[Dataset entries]
━━━━━━━━

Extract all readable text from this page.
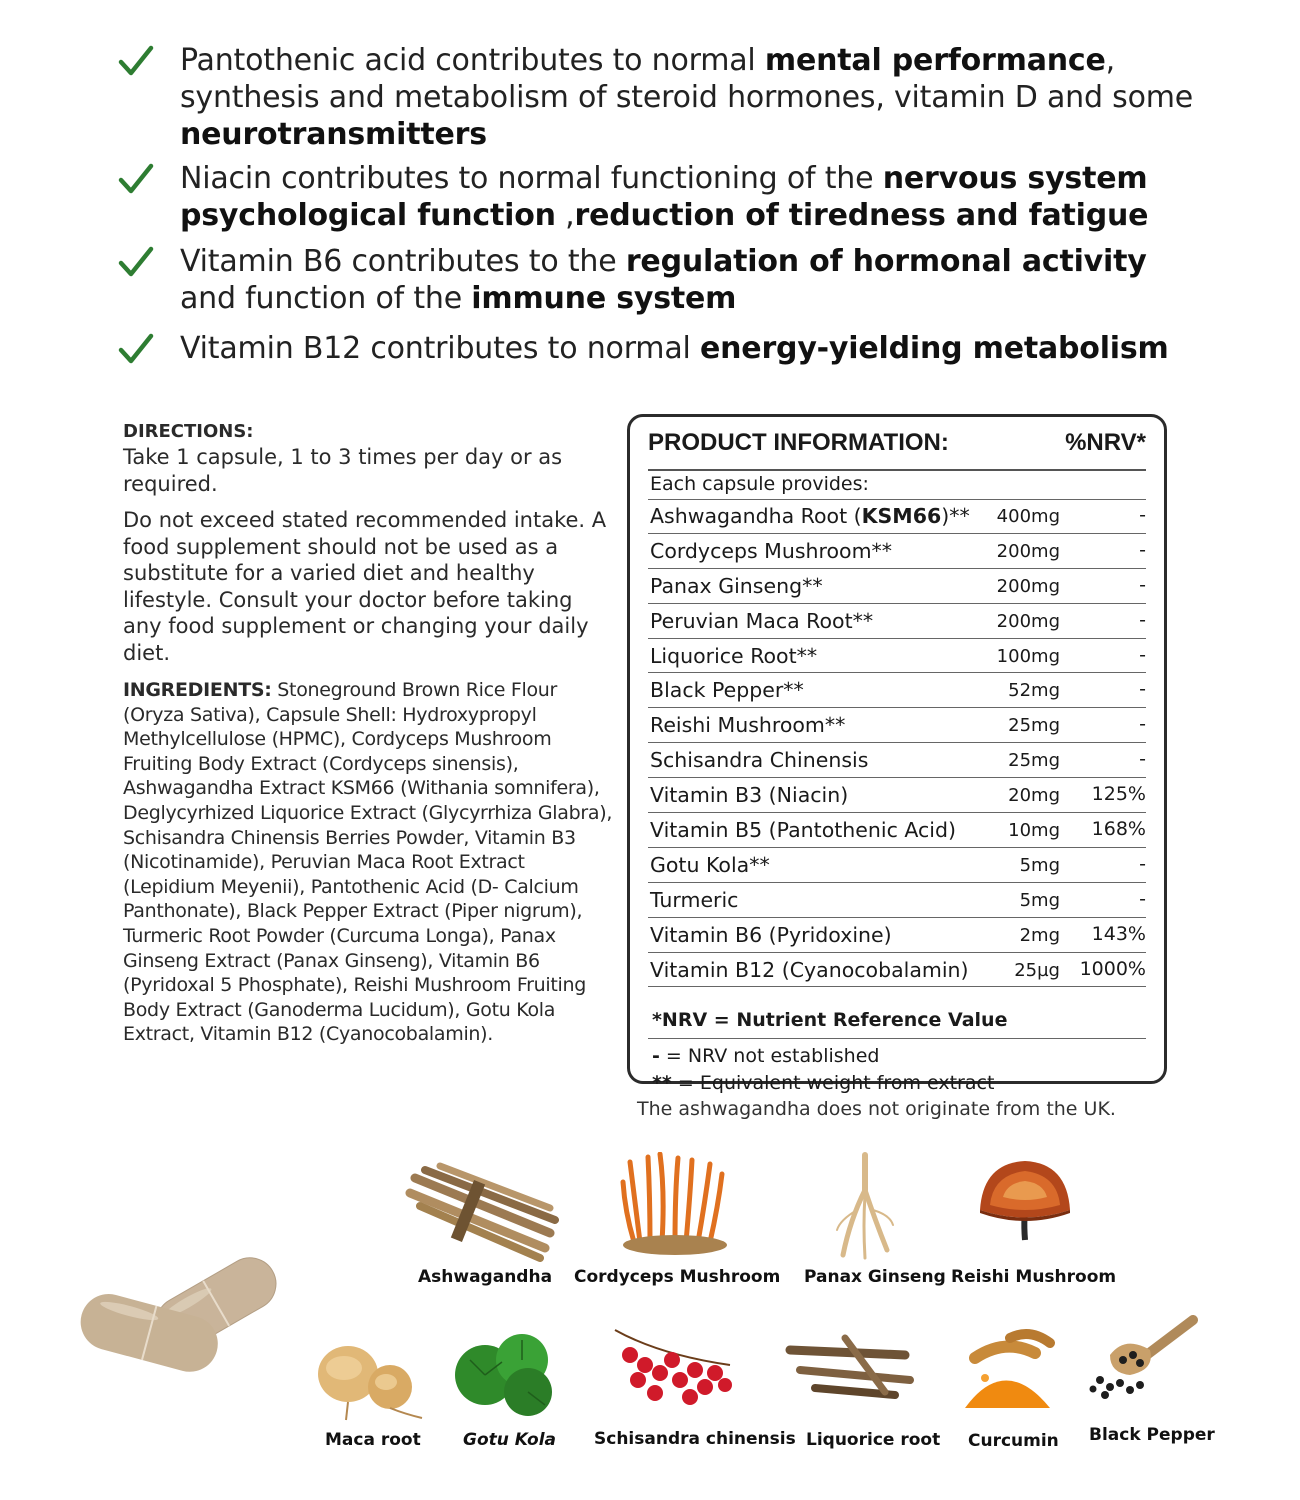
Pantothenic acid contributes to normal mental performance, synthesis and metabolism of steroid hormones, vitamin D and some neurotransmitters
Niacin contributes to normal functioning of the nervous system psychological function ,reduction of tiredness and fatigue
Vitamin B6 contributes to the regulation of hormonal activity and function of the immune system
Vitamin B12 contributes to normal energy-yielding metabolism
DIRECTIONS:

Take 1 capsule, 1 to 3 times per day or as required.

Do not exceed stated recommended intake. A food supplement should not be used as a substitute for a varied diet and healthy lifestyle. Consult your doctor before taking any food supplement or changing your daily diet.

INGREDIENTS: Stoneground Brown Rice Flour (Oryza Sativa), Capsule Shell: Hydroxypropyl Methylcellulose (HPMC), Cordyceps Mushroom Fruiting Body Extract (Cordyceps sinensis), Ashwagandha Extract KSM66 (Withania somnifera), Deglycyrhized Liquorice Extract (Glycyrrhiza Glabra), Schisandra Chinensis Berries Powder, Vitamin B3 (Nicotinamide), Peruvian Maca Root Extract (Lepidium Meyenii), Pantothenic Acid (D- Calcium Panthonate), Black Pepper Extract (Piper nigrum), Turmeric Root Powder (Curcuma Longa), Panax Ginseng Extract (Panax Ginseng), Vitamin B6 (Pyridoxal 5 Phosphate), Reishi Mushroom Fruiting Body Extract (Ganoderma Lucidum), Gotu Kola Extract, Vitamin B12 (Cyanocobalamin).
PRODUCT INFORMATION:	%NRV*
Each capsule provides:
Ashwagandha Root (KSM66)** 400mg	-
Cordyceps Mushroom**	200mg	-
Panax Ginseng**	200mg	-
Peruvian Maca Root**	200mg	-
Liquorice Root**	100mg	-
Black Pepper**	52mg	-
Reishi Mushroom**	25mg	-
Schisandra Chinensis	25mg	-
Vitamin B3 (Niacin)	20mg 125%
Vitamin B5 (Pantothenic Acid)	10mg 168%
Gotu Kola**	5mg	-
Turmeric	5mg	-
Vitamin B6 (Pyridoxine)	2mg 143%
Vitamin B12 (Cyanocobalamin)	25µg 1000%
*NRV = Nutrient Reference Value
- = NRV not established
** = Equivalent weight from extract
The ashwagandha does not originate from the UK.
Ashwagandha Cordyceps Mushroom Panax Ginseng Reishi Mushroom
Maca root Gotu Kola Schisandra chinensis Liquorice root Curcumin Black Pepper
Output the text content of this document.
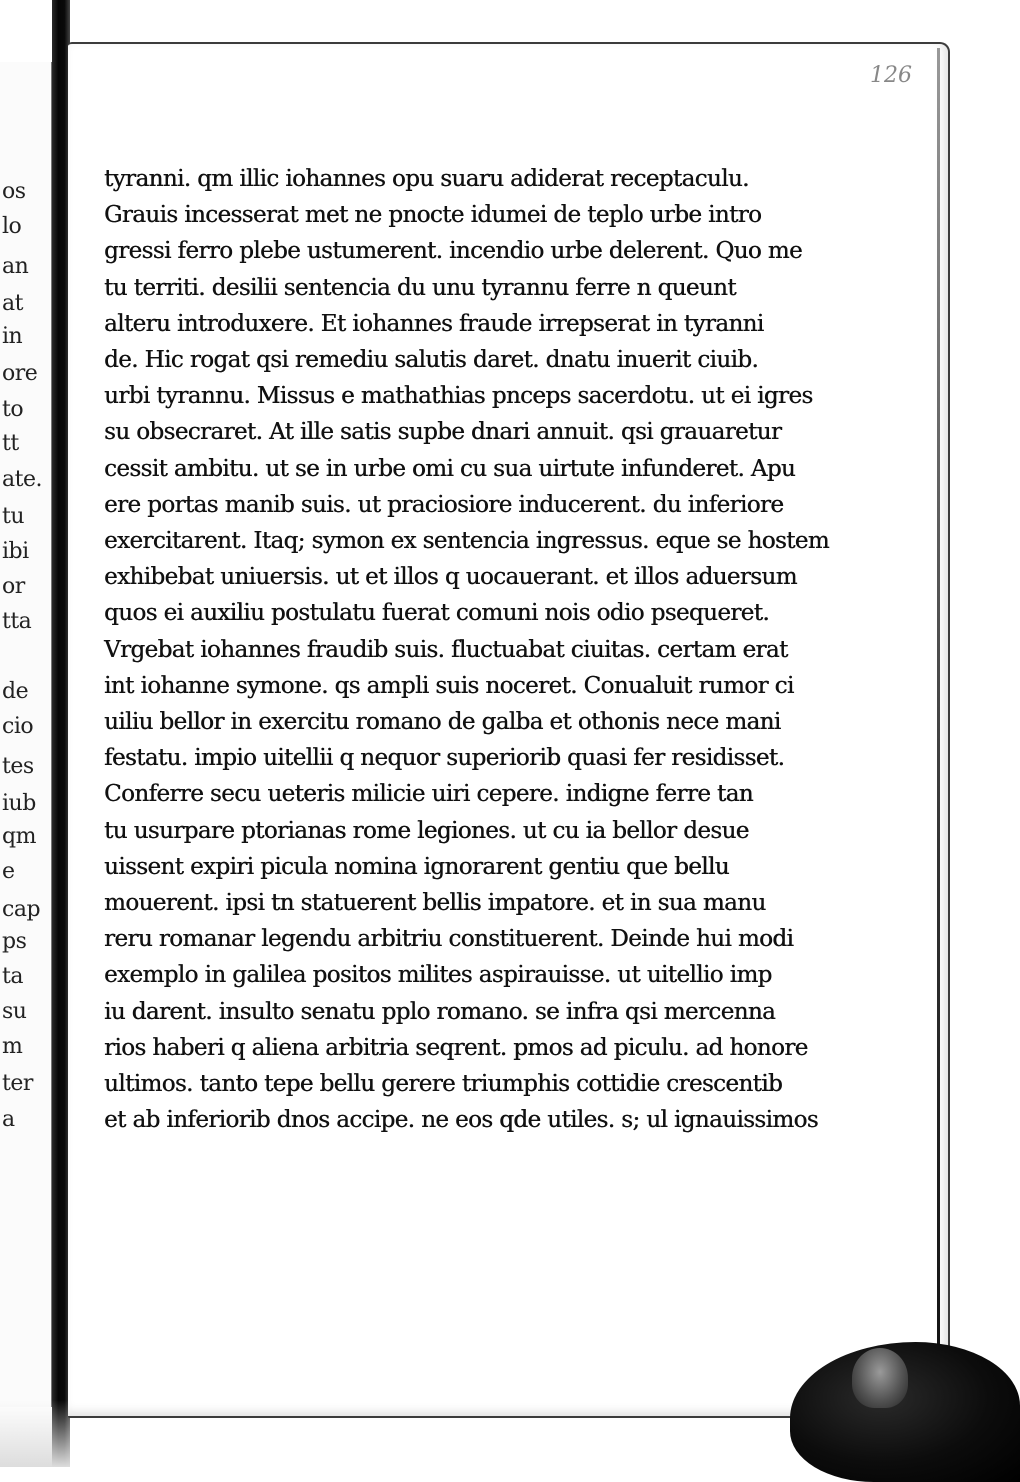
os
lo
an
at
in
ore
to
tt
ate.
tu
ibi
or
tta
de
cio
tes
iub
qm
e
cap
ps
ta
su
m
ter
a
126
tyranni. qm illic iohannes opu suaru adiderat receptaculu.
Grauis incesserat met ne pnocte idumei de teplo urbe intro
gressi ferro plebe ustumerent. incendio urbe delerent. Quo me
tu territi. desilii sentencia du unu tyrannu ferre n queunt
alteru introduxere. Et iohannes fraude irrepserat in tyranni
de. Hic rogat qsi remediu salutis daret. dnatu inuerit ciuib.
urbi tyrannu. Missus e mathathias pnceps sacerdotu. ut ei igres
su obsecraret. At ille satis supbe dnari annuit. qsi grauaretur
cessit ambitu. ut se in urbe omi cu sua uirtute infunderet. Apu
ere portas manib suis. ut praciosiore inducerent. du inferiore
exercitarent. Itaq; symon ex sentencia ingressus. eque se hostem
exhibebat uniuersis. ut et illos q uocauerant. et illos aduersum
quos ei auxiliu postulatu fuerat comuni nois odio psequeret.
Vrgebat iohannes fraudib suis. fluctuabat ciuitas. certam erat
int iohanne symone. qs ampli suis noceret. Conualuit rumor ci
uiliu bellor in exercitu romano de galba et othonis nece mani
festatu. impio uitellii q nequor superiorib quasi fer residisset.
Conferre secu ueteris milicie uiri cepere. indigne ferre tan
tu usurpare ptorianas rome legiones. ut cu ia bellor desue
uissent expiri picula nomina ignorarent gentiu que bellu
mouerent. ipsi tn statuerent bellis impatore. et in sua manu
reru romanar legendu arbitriu constituerent. Deinde hui modi
exemplo in galilea positos milites aspirauisse. ut uitellio imp
iu darent. insulto senatu pplo romano. se infra qsi mercenna
rios haberi q aliena arbitria seqrent. pmos ad piculu. ad honore
ultimos. tanto tepe bellu gerere triumphis cottidie crescentib
et ab inferiorib dnos accipe. ne eos qde utiles. s; ul ignauissimos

━━━━━━━━

Leave out the pictures and give the rest of the records again exactly.

Extract all readable text from this page.
Pantothenic acid contributes to normal mental performance, synthesis and metabolism of steroid hormones, vitamin D and some neurotransmitters
Niacin contributes to normal functioning of the nervous system psychological function ,reduction of tiredness and fatigue
Vitamin B6 contributes to the regulation of hormonal activity and function of the immune system
Vitamin B12 contributes to normal energy-yielding metabolism
DIRECTIONS:

Take 1 capsule, 1 to 3 times per day or as required.

Do not exceed stated recommended intake. A food supplement should not be used as a substitute for a varied diet and healthy lifestyle. Consult your doctor before taking any food supplement or changing your daily diet.

INGREDIENTS: Stoneground Brown Rice Flour (Oryza Sativa), Capsule Shell: Hydroxypropyl Methylcellulose (HPMC), Cordyceps Mushroom Fruiting Body Extract (Cordyceps sinensis), Ashwagandha Extract KSM66 (Withania somnifera), Deglycyrhized Liquorice Extract (Glycyrrhiza Glabra), Schisandra Chinensis Berries Powder, Vitamin B3 (Nicotinamide), Peruvian Maca Root Extract (Lepidium Meyenii), Pantothenic Acid (D- Calcium Panthonate), Black Pepper Extract (Piper nigrum), Turmeric Root Powder (Curcuma Longa), Panax Ginseng Extract (Panax Ginseng), Vitamin B6 (Pyridoxal 5 Phosphate), Reishi Mushroom Fruiting Body Extract (Ganoderma Lucidum), Gotu Kola Extract, Vitamin B12 (Cyanocobalamin).
PRODUCT INFORMATION:	%NRV*
Each capsule provides:
Ashwagandha Root (KSM66)** 400mg	-
Cordyceps Mushroom**	200mg	-
Panax Ginseng**	200mg	-
Peruvian Maca Root**	200mg	-
Liquorice Root**	100mg	-
Black Pepper**	52mg	-
Reishi Mushroom**	25mg	-
Schisandra Chinensis	25mg	-
Vitamin B3 (Niacin)	20mg 125%
Vitamin B5 (Pantothenic Acid)	10mg 168%
Gotu Kola**	5mg	-
Turmeric	5mg	-
Vitamin B6 (Pyridoxine)	2mg 143%
Vitamin B12 (Cyanocobalamin)	25µg 1000%
*NRV = Nutrient Reference Value
- = NRV not established
** = Equivalent weight from extract
The ashwagandha does not originate from the UK.
Ashwagandha Cordyceps Mushroom Panax Ginseng Reishi Mushroom
Maca root Gotu Kola Schisandra chinensis Liquorice root Curcumin Black Pepper
Output the text content of this document.
os
lo
an
at
in
ore
to
tt
ate.
tu
ibi
or
tta
de
cio
tes
iub
qm
e
cap
ps
ta
su
m
ter
a
126
tyranni. qm illic iohannes opu suaru adiderat receptaculu.
Grauis incesserat met ne pnocte idumei de teplo urbe intro
gressi ferro plebe ustumerent. incendio urbe delerent. Quo me
tu territi. desilii sentencia du unu tyrannu ferre n queunt
alteru introduxere. Et iohannes fraude irrepserat in tyranni
de. Hic rogat qsi remediu salutis daret. dnatu inuerit ciuib.
urbi tyrannu. Missus e mathathias pnceps sacerdotu. ut ei igres
su obsecraret. At ille satis supbe dnari annuit. qsi grauaretur
cessit ambitu. ut se in urbe omi cu sua uirtute infunderet. Apu
ere portas manib suis. ut praciosiore inducerent. du inferiore
exercitarent. Itaq; symon ex sentencia ingressus. eque se hostem
exhibebat uniuersis. ut et illos q uocauerant. et illos aduersum
quos ei auxiliu postulatu fuerat comuni nois odio psequeret.
Vrgebat iohannes fraudib suis. fluctuabat ciuitas. certam erat
int iohanne symone. qs ampli suis noceret. Conualuit rumor ci
uiliu bellor in exercitu romano de galba et othonis nece mani
festatu. impio uitellii q nequor superiorib quasi fer residisset.
Conferre secu ueteris milicie uiri cepere. indigne ferre tan
tu usurpare ptorianas rome legiones. ut cu ia bellor desue
uissent expiri picula nomina ignorarent gentiu que bellu
mouerent. ipsi tn statuerent bellis impatore. et in sua manu
reru romanar legendu arbitriu constituerent. Deinde hui modi
exemplo in galilea positos milites aspirauisse. ut uitellio imp
iu darent. insulto senatu pplo romano. se infra qsi mercenna
rios haberi q aliena arbitria seqrent. pmos ad piculu. ad honore
ultimos. tanto tepe bellu gerere triumphis cottidie crescentib
et ab inferiorib dnos accipe. ne eos qde utiles. s; ul ignauissimos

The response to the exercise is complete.